(Given data):
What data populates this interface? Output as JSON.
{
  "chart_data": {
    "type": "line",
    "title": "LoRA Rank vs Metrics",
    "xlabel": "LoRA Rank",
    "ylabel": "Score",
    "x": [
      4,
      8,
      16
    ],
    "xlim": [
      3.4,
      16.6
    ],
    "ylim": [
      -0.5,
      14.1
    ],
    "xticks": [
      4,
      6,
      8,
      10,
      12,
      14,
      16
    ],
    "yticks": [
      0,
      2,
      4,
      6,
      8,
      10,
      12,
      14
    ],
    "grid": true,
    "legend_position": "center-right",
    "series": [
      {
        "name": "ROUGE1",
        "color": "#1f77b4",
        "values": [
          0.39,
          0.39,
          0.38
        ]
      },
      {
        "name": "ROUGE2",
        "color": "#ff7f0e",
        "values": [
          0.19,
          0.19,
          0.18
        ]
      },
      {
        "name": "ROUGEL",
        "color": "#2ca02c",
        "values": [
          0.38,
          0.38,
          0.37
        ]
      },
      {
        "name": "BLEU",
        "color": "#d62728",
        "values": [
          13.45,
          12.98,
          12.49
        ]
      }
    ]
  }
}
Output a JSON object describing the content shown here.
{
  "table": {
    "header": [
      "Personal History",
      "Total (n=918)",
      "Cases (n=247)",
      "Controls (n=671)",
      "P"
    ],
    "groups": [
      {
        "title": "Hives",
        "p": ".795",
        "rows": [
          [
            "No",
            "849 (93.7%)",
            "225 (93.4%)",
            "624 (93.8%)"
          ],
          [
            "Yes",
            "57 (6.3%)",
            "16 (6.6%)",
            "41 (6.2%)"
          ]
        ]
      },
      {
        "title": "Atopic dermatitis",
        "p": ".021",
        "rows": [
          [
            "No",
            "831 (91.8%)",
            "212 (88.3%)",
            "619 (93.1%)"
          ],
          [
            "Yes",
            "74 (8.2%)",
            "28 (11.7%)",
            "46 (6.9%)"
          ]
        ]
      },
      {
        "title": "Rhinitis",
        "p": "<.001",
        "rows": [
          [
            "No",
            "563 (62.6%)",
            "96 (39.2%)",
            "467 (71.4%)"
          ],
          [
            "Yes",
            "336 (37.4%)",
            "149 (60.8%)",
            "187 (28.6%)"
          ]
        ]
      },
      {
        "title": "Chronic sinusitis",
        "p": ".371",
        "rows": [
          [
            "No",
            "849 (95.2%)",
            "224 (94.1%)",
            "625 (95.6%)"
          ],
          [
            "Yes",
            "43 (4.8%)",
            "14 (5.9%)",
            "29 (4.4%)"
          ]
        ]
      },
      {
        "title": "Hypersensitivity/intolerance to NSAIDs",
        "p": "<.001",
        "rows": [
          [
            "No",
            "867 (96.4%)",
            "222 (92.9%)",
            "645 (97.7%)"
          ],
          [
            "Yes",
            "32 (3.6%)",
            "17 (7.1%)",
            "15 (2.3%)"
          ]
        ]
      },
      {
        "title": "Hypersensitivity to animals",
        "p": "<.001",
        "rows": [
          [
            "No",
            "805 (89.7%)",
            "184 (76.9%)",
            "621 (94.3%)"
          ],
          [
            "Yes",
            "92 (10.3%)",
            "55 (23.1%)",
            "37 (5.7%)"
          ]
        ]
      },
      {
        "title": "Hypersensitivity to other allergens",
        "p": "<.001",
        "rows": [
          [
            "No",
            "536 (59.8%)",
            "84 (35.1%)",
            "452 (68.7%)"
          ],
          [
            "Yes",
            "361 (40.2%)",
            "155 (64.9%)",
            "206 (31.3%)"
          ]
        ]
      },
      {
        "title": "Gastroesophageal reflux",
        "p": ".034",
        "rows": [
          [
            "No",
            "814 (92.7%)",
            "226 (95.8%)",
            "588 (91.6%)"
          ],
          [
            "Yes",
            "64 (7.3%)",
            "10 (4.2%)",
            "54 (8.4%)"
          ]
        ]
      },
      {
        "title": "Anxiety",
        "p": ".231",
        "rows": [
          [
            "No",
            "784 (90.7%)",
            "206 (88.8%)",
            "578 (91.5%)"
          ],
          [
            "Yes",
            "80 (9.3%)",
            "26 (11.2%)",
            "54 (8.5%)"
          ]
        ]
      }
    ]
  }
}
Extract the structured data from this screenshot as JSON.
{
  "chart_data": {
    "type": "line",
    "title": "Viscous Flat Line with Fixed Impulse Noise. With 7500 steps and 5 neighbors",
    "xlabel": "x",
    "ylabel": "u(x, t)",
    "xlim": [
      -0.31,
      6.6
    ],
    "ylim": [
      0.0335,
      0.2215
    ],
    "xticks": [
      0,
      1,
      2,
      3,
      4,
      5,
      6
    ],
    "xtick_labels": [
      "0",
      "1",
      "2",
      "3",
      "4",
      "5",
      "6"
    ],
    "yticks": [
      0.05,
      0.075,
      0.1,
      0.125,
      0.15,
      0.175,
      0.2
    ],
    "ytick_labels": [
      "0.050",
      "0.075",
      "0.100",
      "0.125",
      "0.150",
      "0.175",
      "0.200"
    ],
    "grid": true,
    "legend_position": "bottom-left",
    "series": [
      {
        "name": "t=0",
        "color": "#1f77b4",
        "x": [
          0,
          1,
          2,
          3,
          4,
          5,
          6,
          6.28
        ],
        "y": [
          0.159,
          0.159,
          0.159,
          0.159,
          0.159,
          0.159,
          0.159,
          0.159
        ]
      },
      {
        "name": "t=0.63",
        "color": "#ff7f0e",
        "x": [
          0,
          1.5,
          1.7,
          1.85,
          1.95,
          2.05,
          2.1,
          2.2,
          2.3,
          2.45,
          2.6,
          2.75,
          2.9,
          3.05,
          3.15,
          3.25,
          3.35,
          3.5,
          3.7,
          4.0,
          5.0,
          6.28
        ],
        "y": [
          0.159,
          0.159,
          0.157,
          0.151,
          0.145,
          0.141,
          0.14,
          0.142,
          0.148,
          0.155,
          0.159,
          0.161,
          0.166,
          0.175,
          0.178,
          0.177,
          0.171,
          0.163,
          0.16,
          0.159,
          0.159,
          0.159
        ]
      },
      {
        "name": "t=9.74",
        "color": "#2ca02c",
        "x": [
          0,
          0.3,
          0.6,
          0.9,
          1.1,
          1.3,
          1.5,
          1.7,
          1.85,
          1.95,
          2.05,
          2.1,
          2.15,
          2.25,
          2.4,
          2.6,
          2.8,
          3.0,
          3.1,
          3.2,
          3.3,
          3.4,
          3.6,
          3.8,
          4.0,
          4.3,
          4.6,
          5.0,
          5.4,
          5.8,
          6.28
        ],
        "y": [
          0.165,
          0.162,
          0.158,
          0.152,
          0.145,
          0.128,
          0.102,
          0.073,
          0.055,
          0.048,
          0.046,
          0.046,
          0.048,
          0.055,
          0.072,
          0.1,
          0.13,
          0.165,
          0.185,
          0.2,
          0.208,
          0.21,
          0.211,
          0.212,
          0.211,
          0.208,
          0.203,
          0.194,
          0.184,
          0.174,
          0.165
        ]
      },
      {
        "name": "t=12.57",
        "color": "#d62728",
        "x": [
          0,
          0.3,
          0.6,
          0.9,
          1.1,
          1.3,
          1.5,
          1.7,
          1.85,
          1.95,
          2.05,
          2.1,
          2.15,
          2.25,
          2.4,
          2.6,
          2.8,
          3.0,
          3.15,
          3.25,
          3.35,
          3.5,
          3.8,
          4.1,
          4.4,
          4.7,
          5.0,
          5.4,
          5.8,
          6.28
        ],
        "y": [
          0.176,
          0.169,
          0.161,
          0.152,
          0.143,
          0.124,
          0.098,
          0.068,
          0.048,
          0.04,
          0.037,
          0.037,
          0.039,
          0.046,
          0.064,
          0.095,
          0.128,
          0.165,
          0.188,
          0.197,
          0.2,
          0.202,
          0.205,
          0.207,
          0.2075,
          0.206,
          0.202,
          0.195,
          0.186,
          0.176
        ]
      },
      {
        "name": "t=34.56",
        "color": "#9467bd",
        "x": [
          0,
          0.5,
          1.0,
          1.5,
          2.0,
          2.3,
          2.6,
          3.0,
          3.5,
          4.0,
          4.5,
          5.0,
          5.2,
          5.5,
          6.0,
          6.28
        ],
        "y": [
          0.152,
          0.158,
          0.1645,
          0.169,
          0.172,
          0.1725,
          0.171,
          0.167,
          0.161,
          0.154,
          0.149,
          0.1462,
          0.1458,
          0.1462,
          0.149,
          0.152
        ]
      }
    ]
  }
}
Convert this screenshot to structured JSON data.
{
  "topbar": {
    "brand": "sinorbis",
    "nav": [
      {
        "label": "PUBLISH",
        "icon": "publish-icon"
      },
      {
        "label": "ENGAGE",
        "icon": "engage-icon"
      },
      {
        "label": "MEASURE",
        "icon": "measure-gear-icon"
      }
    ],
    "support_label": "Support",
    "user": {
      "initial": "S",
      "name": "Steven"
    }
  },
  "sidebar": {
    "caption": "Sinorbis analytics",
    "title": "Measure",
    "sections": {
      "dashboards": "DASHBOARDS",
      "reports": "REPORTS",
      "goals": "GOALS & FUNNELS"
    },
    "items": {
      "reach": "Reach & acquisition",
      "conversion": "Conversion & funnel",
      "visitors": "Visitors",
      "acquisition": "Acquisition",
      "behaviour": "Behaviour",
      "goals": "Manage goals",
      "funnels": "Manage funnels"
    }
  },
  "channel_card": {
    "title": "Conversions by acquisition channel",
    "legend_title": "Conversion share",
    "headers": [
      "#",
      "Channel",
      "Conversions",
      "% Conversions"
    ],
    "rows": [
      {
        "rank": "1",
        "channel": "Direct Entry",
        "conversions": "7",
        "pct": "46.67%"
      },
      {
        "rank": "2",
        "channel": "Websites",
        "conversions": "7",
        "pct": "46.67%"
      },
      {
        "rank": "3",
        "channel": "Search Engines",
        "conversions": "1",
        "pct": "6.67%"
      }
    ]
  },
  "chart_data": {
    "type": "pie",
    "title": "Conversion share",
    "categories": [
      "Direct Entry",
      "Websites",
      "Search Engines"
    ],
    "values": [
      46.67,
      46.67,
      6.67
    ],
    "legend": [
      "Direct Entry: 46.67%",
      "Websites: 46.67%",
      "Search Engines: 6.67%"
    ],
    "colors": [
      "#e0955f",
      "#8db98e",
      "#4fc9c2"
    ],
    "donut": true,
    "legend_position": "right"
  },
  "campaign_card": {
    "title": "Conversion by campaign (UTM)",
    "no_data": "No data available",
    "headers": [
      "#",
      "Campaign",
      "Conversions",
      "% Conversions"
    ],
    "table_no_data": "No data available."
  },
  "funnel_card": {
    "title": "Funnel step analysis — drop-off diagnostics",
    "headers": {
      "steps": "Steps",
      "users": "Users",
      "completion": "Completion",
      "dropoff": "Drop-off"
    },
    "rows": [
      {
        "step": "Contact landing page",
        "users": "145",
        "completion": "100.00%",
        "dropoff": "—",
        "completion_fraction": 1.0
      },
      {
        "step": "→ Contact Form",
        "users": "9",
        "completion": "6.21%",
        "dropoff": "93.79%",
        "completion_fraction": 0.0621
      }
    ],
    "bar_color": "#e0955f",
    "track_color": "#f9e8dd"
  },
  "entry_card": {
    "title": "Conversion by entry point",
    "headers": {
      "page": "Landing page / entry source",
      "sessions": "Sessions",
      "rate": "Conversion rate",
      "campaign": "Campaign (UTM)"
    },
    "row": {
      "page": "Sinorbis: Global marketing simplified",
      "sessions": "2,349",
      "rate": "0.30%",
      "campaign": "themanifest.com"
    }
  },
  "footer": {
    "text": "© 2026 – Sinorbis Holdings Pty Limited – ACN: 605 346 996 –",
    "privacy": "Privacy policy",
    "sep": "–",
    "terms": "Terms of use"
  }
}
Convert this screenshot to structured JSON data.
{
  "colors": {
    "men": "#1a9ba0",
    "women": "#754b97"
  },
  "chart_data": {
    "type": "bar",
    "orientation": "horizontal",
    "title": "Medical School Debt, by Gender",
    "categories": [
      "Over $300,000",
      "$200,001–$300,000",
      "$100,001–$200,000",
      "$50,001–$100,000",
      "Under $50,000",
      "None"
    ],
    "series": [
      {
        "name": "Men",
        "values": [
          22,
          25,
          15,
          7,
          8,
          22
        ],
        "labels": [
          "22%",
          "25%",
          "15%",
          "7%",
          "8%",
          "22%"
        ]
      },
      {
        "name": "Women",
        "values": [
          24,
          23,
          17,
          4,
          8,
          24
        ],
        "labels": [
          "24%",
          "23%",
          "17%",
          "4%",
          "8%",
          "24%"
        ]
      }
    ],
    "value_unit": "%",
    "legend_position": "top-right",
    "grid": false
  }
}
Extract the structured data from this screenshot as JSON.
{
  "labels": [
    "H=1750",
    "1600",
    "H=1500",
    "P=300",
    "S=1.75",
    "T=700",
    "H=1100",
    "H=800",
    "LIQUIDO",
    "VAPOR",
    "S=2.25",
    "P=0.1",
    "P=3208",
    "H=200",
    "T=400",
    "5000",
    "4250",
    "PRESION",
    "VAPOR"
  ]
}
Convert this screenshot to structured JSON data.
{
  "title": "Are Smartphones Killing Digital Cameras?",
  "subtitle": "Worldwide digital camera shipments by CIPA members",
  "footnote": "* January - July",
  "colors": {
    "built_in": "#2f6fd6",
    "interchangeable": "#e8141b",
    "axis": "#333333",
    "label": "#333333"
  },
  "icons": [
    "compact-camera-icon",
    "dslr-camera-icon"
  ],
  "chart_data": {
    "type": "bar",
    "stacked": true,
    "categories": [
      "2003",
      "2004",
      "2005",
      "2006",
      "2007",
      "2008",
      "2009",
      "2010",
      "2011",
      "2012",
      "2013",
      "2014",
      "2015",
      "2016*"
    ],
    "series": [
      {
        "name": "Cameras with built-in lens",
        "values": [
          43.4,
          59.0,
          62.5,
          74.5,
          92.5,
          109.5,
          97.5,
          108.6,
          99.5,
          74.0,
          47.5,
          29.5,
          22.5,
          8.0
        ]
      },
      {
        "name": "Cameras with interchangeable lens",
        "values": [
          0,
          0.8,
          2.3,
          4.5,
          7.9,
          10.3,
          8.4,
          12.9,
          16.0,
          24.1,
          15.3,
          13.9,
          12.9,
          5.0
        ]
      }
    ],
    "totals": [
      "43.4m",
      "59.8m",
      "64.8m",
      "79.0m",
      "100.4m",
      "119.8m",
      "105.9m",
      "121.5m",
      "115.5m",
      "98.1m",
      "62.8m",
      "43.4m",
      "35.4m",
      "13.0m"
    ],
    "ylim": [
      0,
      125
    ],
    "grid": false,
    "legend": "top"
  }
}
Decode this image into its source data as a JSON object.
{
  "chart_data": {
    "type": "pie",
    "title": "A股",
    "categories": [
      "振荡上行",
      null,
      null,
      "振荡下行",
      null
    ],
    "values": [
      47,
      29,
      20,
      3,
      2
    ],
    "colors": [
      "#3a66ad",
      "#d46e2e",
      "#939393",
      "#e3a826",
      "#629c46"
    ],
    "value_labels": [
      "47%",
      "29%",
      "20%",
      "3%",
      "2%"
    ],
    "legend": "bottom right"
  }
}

(Aim):
From the data above, show each line that contains "lens".

(Solution to this problem):
        "name": "Cameras with built-in lens",
        "name": "Cameras with interchangeable lens",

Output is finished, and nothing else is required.